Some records

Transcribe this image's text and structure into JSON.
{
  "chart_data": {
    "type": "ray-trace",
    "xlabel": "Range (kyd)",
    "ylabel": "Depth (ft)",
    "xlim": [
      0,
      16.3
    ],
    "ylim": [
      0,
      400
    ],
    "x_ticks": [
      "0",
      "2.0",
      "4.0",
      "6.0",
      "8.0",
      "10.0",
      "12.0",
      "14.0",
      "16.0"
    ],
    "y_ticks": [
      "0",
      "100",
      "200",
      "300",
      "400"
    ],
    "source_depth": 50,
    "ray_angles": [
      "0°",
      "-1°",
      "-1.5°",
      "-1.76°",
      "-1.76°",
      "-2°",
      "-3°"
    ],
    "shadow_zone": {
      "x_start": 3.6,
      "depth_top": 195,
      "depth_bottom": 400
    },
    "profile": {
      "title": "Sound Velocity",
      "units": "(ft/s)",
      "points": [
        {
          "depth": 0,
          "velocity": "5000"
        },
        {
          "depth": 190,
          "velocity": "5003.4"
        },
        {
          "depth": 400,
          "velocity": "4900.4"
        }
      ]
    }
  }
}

* [Task description] Reproduce each line verbatim.

* [Answer to this exercise]
Transcribe this image's text and structure into JSON.
{
  "chart_data": {
    "type": "ray-trace",
    "xlabel": "Range (kyd)",
    "ylabel": "Depth (ft)",
    "xlim": [
      0,
      16.3
    ],
    "ylim": [
      0,
      400
    ],
    "x_ticks": [
      "0",
      "2.0",
      "4.0",
      "6.0",
      "8.0",
      "10.0",
      "12.0",
      "14.0",
      "16.0"
    ],
    "y_ticks": [
      "0",
      "100",
      "200",
      "300",
      "400"
    ],
    "source_depth": 50,
    "ray_angles": [
      "0°",
      "-1°",
      "-1.5°",
      "-1.76°",
      "-1.76°",
      "-2°",
      "-3°"
    ],
    "shadow_zone": {
      "x_start": 3.6,
      "depth_top": 195,
      "depth_bottom": 400
    },
    "profile": {
      "title": "Sound Velocity",
      "units": "(ft/s)",
      "points": [
        {
          "depth": 0,
          "velocity": "5000"
        },
        {
          "depth": 190,
          "velocity": "5003.4"
        },
        {
          "depth": 400,
          "velocity": "4900.4"
        }
      ]
    }
  }
}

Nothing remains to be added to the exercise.